WHAT IS REQUIRED:
Repeat the listing word for word. No pictures belong in the copy.

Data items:
▶

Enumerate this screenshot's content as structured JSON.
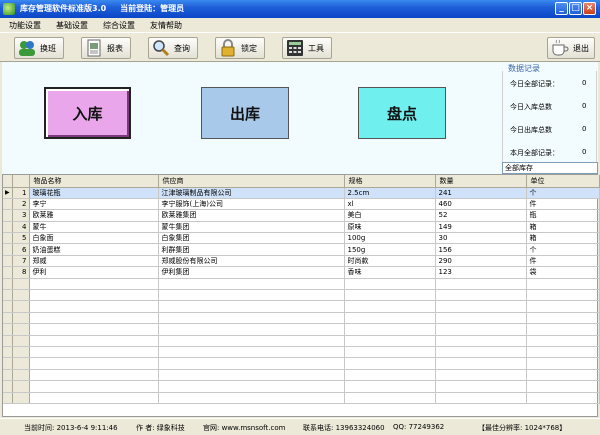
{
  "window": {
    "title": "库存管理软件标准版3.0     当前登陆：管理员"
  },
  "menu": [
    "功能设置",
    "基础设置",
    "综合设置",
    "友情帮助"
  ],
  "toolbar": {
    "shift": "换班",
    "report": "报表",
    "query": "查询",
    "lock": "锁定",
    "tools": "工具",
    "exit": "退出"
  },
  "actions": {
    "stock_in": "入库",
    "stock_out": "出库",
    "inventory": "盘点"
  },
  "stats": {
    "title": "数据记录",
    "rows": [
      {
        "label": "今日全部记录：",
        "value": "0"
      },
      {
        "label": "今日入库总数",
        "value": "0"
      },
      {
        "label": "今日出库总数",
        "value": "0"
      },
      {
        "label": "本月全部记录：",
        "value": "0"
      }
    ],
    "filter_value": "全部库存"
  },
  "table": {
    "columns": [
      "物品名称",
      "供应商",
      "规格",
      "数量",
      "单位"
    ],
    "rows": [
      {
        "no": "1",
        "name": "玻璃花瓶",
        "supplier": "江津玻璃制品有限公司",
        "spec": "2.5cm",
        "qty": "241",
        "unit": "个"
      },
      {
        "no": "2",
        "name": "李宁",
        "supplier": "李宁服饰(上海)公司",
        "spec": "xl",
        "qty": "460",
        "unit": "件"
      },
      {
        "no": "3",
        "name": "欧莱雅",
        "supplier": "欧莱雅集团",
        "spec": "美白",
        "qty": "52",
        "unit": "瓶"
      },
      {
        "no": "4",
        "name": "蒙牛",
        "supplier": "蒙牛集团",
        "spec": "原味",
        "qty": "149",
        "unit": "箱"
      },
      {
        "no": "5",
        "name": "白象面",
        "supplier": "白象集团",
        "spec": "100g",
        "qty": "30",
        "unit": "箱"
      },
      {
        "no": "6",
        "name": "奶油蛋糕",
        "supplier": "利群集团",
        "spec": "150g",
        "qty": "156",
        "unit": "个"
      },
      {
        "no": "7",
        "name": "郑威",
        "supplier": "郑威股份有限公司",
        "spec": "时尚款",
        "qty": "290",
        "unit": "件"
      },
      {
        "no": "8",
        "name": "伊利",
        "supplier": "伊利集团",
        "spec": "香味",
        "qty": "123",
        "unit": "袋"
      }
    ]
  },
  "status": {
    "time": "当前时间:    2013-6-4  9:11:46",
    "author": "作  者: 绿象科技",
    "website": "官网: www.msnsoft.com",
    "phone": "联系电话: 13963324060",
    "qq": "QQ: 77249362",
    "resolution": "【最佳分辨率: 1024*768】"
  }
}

◀

EXERCISE RESULT:
Enumerate this screenshot's content as structured JSON.
{
  "window": {
    "title": "库存管理软件标准版3.0     当前登陆：管理员"
  },
  "menu": [
    "功能设置",
    "基础设置",
    "综合设置",
    "友情帮助"
  ],
  "toolbar": {
    "shift": "换班",
    "report": "报表",
    "query": "查询",
    "lock": "锁定",
    "tools": "工具",
    "exit": "退出"
  },
  "actions": {
    "stock_in": "入库",
    "stock_out": "出库",
    "inventory": "盘点"
  },
  "stats": {
    "title": "数据记录",
    "rows": [
      {
        "label": "今日全部记录：",
        "value": "0"
      },
      {
        "label": "今日入库总数",
        "value": "0"
      },
      {
        "label": "今日出库总数",
        "value": "0"
      },
      {
        "label": "本月全部记录：",
        "value": "0"
      }
    ],
    "filter_value": "全部库存"
  },
  "table": {
    "columns": [
      "物品名称",
      "供应商",
      "规格",
      "数量",
      "单位"
    ],
    "rows": [
      {
        "no": "1",
        "name": "玻璃花瓶",
        "supplier": "江津玻璃制品有限公司",
        "spec": "2.5cm",
        "qty": "241",
        "unit": "个"
      },
      {
        "no": "2",
        "name": "李宁",
        "supplier": "李宁服饰(上海)公司",
        "spec": "xl",
        "qty": "460",
        "unit": "件"
      },
      {
        "no": "3",
        "name": "欧莱雅",
        "supplier": "欧莱雅集团",
        "spec": "美白",
        "qty": "52",
        "unit": "瓶"
      },
      {
        "no": "4",
        "name": "蒙牛",
        "supplier": "蒙牛集团",
        "spec": "原味",
        "qty": "149",
        "unit": "箱"
      },
      {
        "no": "5",
        "name": "白象面",
        "supplier": "白象集团",
        "spec": "100g",
        "qty": "30",
        "unit": "箱"
      },
      {
        "no": "6",
        "name": "奶油蛋糕",
        "supplier": "利群集团",
        "spec": "150g",
        "qty": "156",
        "unit": "个"
      },
      {
        "no": "7",
        "name": "郑威",
        "supplier": "郑威股份有限公司",
        "spec": "时尚款",
        "qty": "290",
        "unit": "件"
      },
      {
        "no": "8",
        "name": "伊利",
        "supplier": "伊利集团",
        "spec": "香味",
        "qty": "123",
        "unit": "袋"
      }
    ]
  },
  "status": {
    "time": "当前时间:    2013-6-4  9:11:46",
    "author": "作  者: 绿象科技",
    "website": "官网: www.msnsoft.com",
    "phone": "联系电话: 13963324060",
    "qq": "QQ: 77249362",
    "resolution": "【最佳分辨率: 1024*768】"
  }
}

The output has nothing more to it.